» **Record set**
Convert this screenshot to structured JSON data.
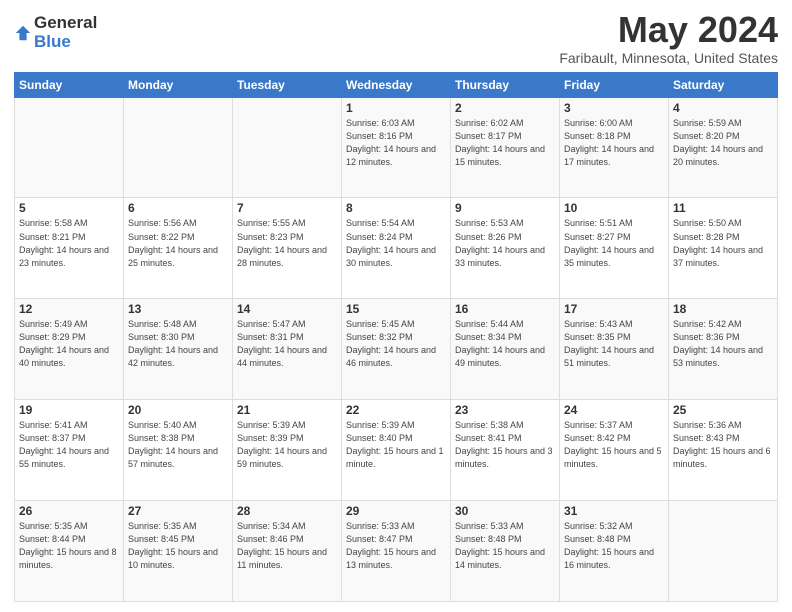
{
  "logo": {
    "general": "General",
    "blue": "Blue"
  },
  "header": {
    "title": "May 2024",
    "subtitle": "Faribault, Minnesota, United States"
  },
  "weekdays": [
    "Sunday",
    "Monday",
    "Tuesday",
    "Wednesday",
    "Thursday",
    "Friday",
    "Saturday"
  ],
  "weeks": [
    [
      {
        "day": "",
        "sunrise": "",
        "sunset": "",
        "daylight": ""
      },
      {
        "day": "",
        "sunrise": "",
        "sunset": "",
        "daylight": ""
      },
      {
        "day": "",
        "sunrise": "",
        "sunset": "",
        "daylight": ""
      },
      {
        "day": "1",
        "sunrise": "Sunrise: 6:03 AM",
        "sunset": "Sunset: 8:16 PM",
        "daylight": "Daylight: 14 hours and 12 minutes."
      },
      {
        "day": "2",
        "sunrise": "Sunrise: 6:02 AM",
        "sunset": "Sunset: 8:17 PM",
        "daylight": "Daylight: 14 hours and 15 minutes."
      },
      {
        "day": "3",
        "sunrise": "Sunrise: 6:00 AM",
        "sunset": "Sunset: 8:18 PM",
        "daylight": "Daylight: 14 hours and 17 minutes."
      },
      {
        "day": "4",
        "sunrise": "Sunrise: 5:59 AM",
        "sunset": "Sunset: 8:20 PM",
        "daylight": "Daylight: 14 hours and 20 minutes."
      }
    ],
    [
      {
        "day": "5",
        "sunrise": "Sunrise: 5:58 AM",
        "sunset": "Sunset: 8:21 PM",
        "daylight": "Daylight: 14 hours and 23 minutes."
      },
      {
        "day": "6",
        "sunrise": "Sunrise: 5:56 AM",
        "sunset": "Sunset: 8:22 PM",
        "daylight": "Daylight: 14 hours and 25 minutes."
      },
      {
        "day": "7",
        "sunrise": "Sunrise: 5:55 AM",
        "sunset": "Sunset: 8:23 PM",
        "daylight": "Daylight: 14 hours and 28 minutes."
      },
      {
        "day": "8",
        "sunrise": "Sunrise: 5:54 AM",
        "sunset": "Sunset: 8:24 PM",
        "daylight": "Daylight: 14 hours and 30 minutes."
      },
      {
        "day": "9",
        "sunrise": "Sunrise: 5:53 AM",
        "sunset": "Sunset: 8:26 PM",
        "daylight": "Daylight: 14 hours and 33 minutes."
      },
      {
        "day": "10",
        "sunrise": "Sunrise: 5:51 AM",
        "sunset": "Sunset: 8:27 PM",
        "daylight": "Daylight: 14 hours and 35 minutes."
      },
      {
        "day": "11",
        "sunrise": "Sunrise: 5:50 AM",
        "sunset": "Sunset: 8:28 PM",
        "daylight": "Daylight: 14 hours and 37 minutes."
      }
    ],
    [
      {
        "day": "12",
        "sunrise": "Sunrise: 5:49 AM",
        "sunset": "Sunset: 8:29 PM",
        "daylight": "Daylight: 14 hours and 40 minutes."
      },
      {
        "day": "13",
        "sunrise": "Sunrise: 5:48 AM",
        "sunset": "Sunset: 8:30 PM",
        "daylight": "Daylight: 14 hours and 42 minutes."
      },
      {
        "day": "14",
        "sunrise": "Sunrise: 5:47 AM",
        "sunset": "Sunset: 8:31 PM",
        "daylight": "Daylight: 14 hours and 44 minutes."
      },
      {
        "day": "15",
        "sunrise": "Sunrise: 5:45 AM",
        "sunset": "Sunset: 8:32 PM",
        "daylight": "Daylight: 14 hours and 46 minutes."
      },
      {
        "day": "16",
        "sunrise": "Sunrise: 5:44 AM",
        "sunset": "Sunset: 8:34 PM",
        "daylight": "Daylight: 14 hours and 49 minutes."
      },
      {
        "day": "17",
        "sunrise": "Sunrise: 5:43 AM",
        "sunset": "Sunset: 8:35 PM",
        "daylight": "Daylight: 14 hours and 51 minutes."
      },
      {
        "day": "18",
        "sunrise": "Sunrise: 5:42 AM",
        "sunset": "Sunset: 8:36 PM",
        "daylight": "Daylight: 14 hours and 53 minutes."
      }
    ],
    [
      {
        "day": "19",
        "sunrise": "Sunrise: 5:41 AM",
        "sunset": "Sunset: 8:37 PM",
        "daylight": "Daylight: 14 hours and 55 minutes."
      },
      {
        "day": "20",
        "sunrise": "Sunrise: 5:40 AM",
        "sunset": "Sunset: 8:38 PM",
        "daylight": "Daylight: 14 hours and 57 minutes."
      },
      {
        "day": "21",
        "sunrise": "Sunrise: 5:39 AM",
        "sunset": "Sunset: 8:39 PM",
        "daylight": "Daylight: 14 hours and 59 minutes."
      },
      {
        "day": "22",
        "sunrise": "Sunrise: 5:39 AM",
        "sunset": "Sunset: 8:40 PM",
        "daylight": "Daylight: 15 hours and 1 minute."
      },
      {
        "day": "23",
        "sunrise": "Sunrise: 5:38 AM",
        "sunset": "Sunset: 8:41 PM",
        "daylight": "Daylight: 15 hours and 3 minutes."
      },
      {
        "day": "24",
        "sunrise": "Sunrise: 5:37 AM",
        "sunset": "Sunset: 8:42 PM",
        "daylight": "Daylight: 15 hours and 5 minutes."
      },
      {
        "day": "25",
        "sunrise": "Sunrise: 5:36 AM",
        "sunset": "Sunset: 8:43 PM",
        "daylight": "Daylight: 15 hours and 6 minutes."
      }
    ],
    [
      {
        "day": "26",
        "sunrise": "Sunrise: 5:35 AM",
        "sunset": "Sunset: 8:44 PM",
        "daylight": "Daylight: 15 hours and 8 minutes."
      },
      {
        "day": "27",
        "sunrise": "Sunrise: 5:35 AM",
        "sunset": "Sunset: 8:45 PM",
        "daylight": "Daylight: 15 hours and 10 minutes."
      },
      {
        "day": "28",
        "sunrise": "Sunrise: 5:34 AM",
        "sunset": "Sunset: 8:46 PM",
        "daylight": "Daylight: 15 hours and 11 minutes."
      },
      {
        "day": "29",
        "sunrise": "Sunrise: 5:33 AM",
        "sunset": "Sunset: 8:47 PM",
        "daylight": "Daylight: 15 hours and 13 minutes."
      },
      {
        "day": "30",
        "sunrise": "Sunrise: 5:33 AM",
        "sunset": "Sunset: 8:48 PM",
        "daylight": "Daylight: 15 hours and 14 minutes."
      },
      {
        "day": "31",
        "sunrise": "Sunrise: 5:32 AM",
        "sunset": "Sunset: 8:48 PM",
        "daylight": "Daylight: 15 hours and 16 minutes."
      },
      {
        "day": "",
        "sunrise": "",
        "sunset": "",
        "daylight": ""
      }
    ]
  ]
}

» **Exercise objective**
Output, exactly, all the records above; include no pictures.

» **Task response**
Convert this screenshot to structured JSON data.
{
  "logo": {
    "general": "General",
    "blue": "Blue"
  },
  "header": {
    "title": "May 2024",
    "subtitle": "Faribault, Minnesota, United States"
  },
  "weekdays": [
    "Sunday",
    "Monday",
    "Tuesday",
    "Wednesday",
    "Thursday",
    "Friday",
    "Saturday"
  ],
  "weeks": [
    [
      {
        "day": "",
        "sunrise": "",
        "sunset": "",
        "daylight": ""
      },
      {
        "day": "",
        "sunrise": "",
        "sunset": "",
        "daylight": ""
      },
      {
        "day": "",
        "sunrise": "",
        "sunset": "",
        "daylight": ""
      },
      {
        "day": "1",
        "sunrise": "Sunrise: 6:03 AM",
        "sunset": "Sunset: 8:16 PM",
        "daylight": "Daylight: 14 hours and 12 minutes."
      },
      {
        "day": "2",
        "sunrise": "Sunrise: 6:02 AM",
        "sunset": "Sunset: 8:17 PM",
        "daylight": "Daylight: 14 hours and 15 minutes."
      },
      {
        "day": "3",
        "sunrise": "Sunrise: 6:00 AM",
        "sunset": "Sunset: 8:18 PM",
        "daylight": "Daylight: 14 hours and 17 minutes."
      },
      {
        "day": "4",
        "sunrise": "Sunrise: 5:59 AM",
        "sunset": "Sunset: 8:20 PM",
        "daylight": "Daylight: 14 hours and 20 minutes."
      }
    ],
    [
      {
        "day": "5",
        "sunrise": "Sunrise: 5:58 AM",
        "sunset": "Sunset: 8:21 PM",
        "daylight": "Daylight: 14 hours and 23 minutes."
      },
      {
        "day": "6",
        "sunrise": "Sunrise: 5:56 AM",
        "sunset": "Sunset: 8:22 PM",
        "daylight": "Daylight: 14 hours and 25 minutes."
      },
      {
        "day": "7",
        "sunrise": "Sunrise: 5:55 AM",
        "sunset": "Sunset: 8:23 PM",
        "daylight": "Daylight: 14 hours and 28 minutes."
      },
      {
        "day": "8",
        "sunrise": "Sunrise: 5:54 AM",
        "sunset": "Sunset: 8:24 PM",
        "daylight": "Daylight: 14 hours and 30 minutes."
      },
      {
        "day": "9",
        "sunrise": "Sunrise: 5:53 AM",
        "sunset": "Sunset: 8:26 PM",
        "daylight": "Daylight: 14 hours and 33 minutes."
      },
      {
        "day": "10",
        "sunrise": "Sunrise: 5:51 AM",
        "sunset": "Sunset: 8:27 PM",
        "daylight": "Daylight: 14 hours and 35 minutes."
      },
      {
        "day": "11",
        "sunrise": "Sunrise: 5:50 AM",
        "sunset": "Sunset: 8:28 PM",
        "daylight": "Daylight: 14 hours and 37 minutes."
      }
    ],
    [
      {
        "day": "12",
        "sunrise": "Sunrise: 5:49 AM",
        "sunset": "Sunset: 8:29 PM",
        "daylight": "Daylight: 14 hours and 40 minutes."
      },
      {
        "day": "13",
        "sunrise": "Sunrise: 5:48 AM",
        "sunset": "Sunset: 8:30 PM",
        "daylight": "Daylight: 14 hours and 42 minutes."
      },
      {
        "day": "14",
        "sunrise": "Sunrise: 5:47 AM",
        "sunset": "Sunset: 8:31 PM",
        "daylight": "Daylight: 14 hours and 44 minutes."
      },
      {
        "day": "15",
        "sunrise": "Sunrise: 5:45 AM",
        "sunset": "Sunset: 8:32 PM",
        "daylight": "Daylight: 14 hours and 46 minutes."
      },
      {
        "day": "16",
        "sunrise": "Sunrise: 5:44 AM",
        "sunset": "Sunset: 8:34 PM",
        "daylight": "Daylight: 14 hours and 49 minutes."
      },
      {
        "day": "17",
        "sunrise": "Sunrise: 5:43 AM",
        "sunset": "Sunset: 8:35 PM",
        "daylight": "Daylight: 14 hours and 51 minutes."
      },
      {
        "day": "18",
        "sunrise": "Sunrise: 5:42 AM",
        "sunset": "Sunset: 8:36 PM",
        "daylight": "Daylight: 14 hours and 53 minutes."
      }
    ],
    [
      {
        "day": "19",
        "sunrise": "Sunrise: 5:41 AM",
        "sunset": "Sunset: 8:37 PM",
        "daylight": "Daylight: 14 hours and 55 minutes."
      },
      {
        "day": "20",
        "sunrise": "Sunrise: 5:40 AM",
        "sunset": "Sunset: 8:38 PM",
        "daylight": "Daylight: 14 hours and 57 minutes."
      },
      {
        "day": "21",
        "sunrise": "Sunrise: 5:39 AM",
        "sunset": "Sunset: 8:39 PM",
        "daylight": "Daylight: 14 hours and 59 minutes."
      },
      {
        "day": "22",
        "sunrise": "Sunrise: 5:39 AM",
        "sunset": "Sunset: 8:40 PM",
        "daylight": "Daylight: 15 hours and 1 minute."
      },
      {
        "day": "23",
        "sunrise": "Sunrise: 5:38 AM",
        "sunset": "Sunset: 8:41 PM",
        "daylight": "Daylight: 15 hours and 3 minutes."
      },
      {
        "day": "24",
        "sunrise": "Sunrise: 5:37 AM",
        "sunset": "Sunset: 8:42 PM",
        "daylight": "Daylight: 15 hours and 5 minutes."
      },
      {
        "day": "25",
        "sunrise": "Sunrise: 5:36 AM",
        "sunset": "Sunset: 8:43 PM",
        "daylight": "Daylight: 15 hours and 6 minutes."
      }
    ],
    [
      {
        "day": "26",
        "sunrise": "Sunrise: 5:35 AM",
        "sunset": "Sunset: 8:44 PM",
        "daylight": "Daylight: 15 hours and 8 minutes."
      },
      {
        "day": "27",
        "sunrise": "Sunrise: 5:35 AM",
        "sunset": "Sunset: 8:45 PM",
        "daylight": "Daylight: 15 hours and 10 minutes."
      },
      {
        "day": "28",
        "sunrise": "Sunrise: 5:34 AM",
        "sunset": "Sunset: 8:46 PM",
        "daylight": "Daylight: 15 hours and 11 minutes."
      },
      {
        "day": "29",
        "sunrise": "Sunrise: 5:33 AM",
        "sunset": "Sunset: 8:47 PM",
        "daylight": "Daylight: 15 hours and 13 minutes."
      },
      {
        "day": "30",
        "sunrise": "Sunrise: 5:33 AM",
        "sunset": "Sunset: 8:48 PM",
        "daylight": "Daylight: 15 hours and 14 minutes."
      },
      {
        "day": "31",
        "sunrise": "Sunrise: 5:32 AM",
        "sunset": "Sunset: 8:48 PM",
        "daylight": "Daylight: 15 hours and 16 minutes."
      },
      {
        "day": "",
        "sunrise": "",
        "sunset": "",
        "daylight": ""
      }
    ]
  ]
}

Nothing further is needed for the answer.